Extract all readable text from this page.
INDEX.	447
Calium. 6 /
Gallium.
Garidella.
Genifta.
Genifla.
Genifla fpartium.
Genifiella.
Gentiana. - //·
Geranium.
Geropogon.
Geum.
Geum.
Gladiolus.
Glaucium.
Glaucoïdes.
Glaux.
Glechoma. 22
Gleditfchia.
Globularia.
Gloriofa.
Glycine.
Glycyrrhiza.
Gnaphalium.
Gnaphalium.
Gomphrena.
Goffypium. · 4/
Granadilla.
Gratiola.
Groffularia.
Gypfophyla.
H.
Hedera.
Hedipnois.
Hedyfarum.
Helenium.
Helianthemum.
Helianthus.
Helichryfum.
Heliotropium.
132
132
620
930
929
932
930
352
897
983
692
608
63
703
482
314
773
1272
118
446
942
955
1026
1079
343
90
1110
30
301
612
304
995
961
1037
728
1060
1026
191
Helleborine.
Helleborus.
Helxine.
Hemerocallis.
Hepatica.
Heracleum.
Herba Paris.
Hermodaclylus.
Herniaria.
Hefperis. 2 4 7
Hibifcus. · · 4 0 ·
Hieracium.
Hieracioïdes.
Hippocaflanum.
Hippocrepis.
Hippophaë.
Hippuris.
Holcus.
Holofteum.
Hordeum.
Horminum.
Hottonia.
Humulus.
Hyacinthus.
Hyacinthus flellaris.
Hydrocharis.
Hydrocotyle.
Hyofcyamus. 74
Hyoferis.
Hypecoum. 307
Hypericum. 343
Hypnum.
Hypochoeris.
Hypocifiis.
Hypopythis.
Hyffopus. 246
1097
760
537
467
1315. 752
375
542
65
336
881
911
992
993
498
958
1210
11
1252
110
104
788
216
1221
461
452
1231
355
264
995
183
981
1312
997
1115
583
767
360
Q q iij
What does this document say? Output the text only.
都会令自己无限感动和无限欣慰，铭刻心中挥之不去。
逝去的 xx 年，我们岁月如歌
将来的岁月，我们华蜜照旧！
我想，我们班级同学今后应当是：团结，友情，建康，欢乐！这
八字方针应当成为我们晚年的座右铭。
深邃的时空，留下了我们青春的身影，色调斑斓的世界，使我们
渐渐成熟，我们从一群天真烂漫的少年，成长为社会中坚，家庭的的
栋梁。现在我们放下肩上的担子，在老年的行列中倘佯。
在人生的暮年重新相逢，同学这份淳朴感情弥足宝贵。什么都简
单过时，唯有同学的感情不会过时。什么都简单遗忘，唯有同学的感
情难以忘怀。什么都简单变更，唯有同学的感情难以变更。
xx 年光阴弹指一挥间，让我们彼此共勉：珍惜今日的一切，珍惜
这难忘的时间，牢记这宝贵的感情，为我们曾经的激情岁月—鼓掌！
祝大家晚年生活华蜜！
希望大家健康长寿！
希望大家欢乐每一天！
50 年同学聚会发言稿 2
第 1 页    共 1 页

## SHORT TASK:
In the records above, find each line that holds the word "text"; copy all such lines.

## PROBLEM SOLUTION:
Extract all readable text from this page.
What does this document say? Output the text only.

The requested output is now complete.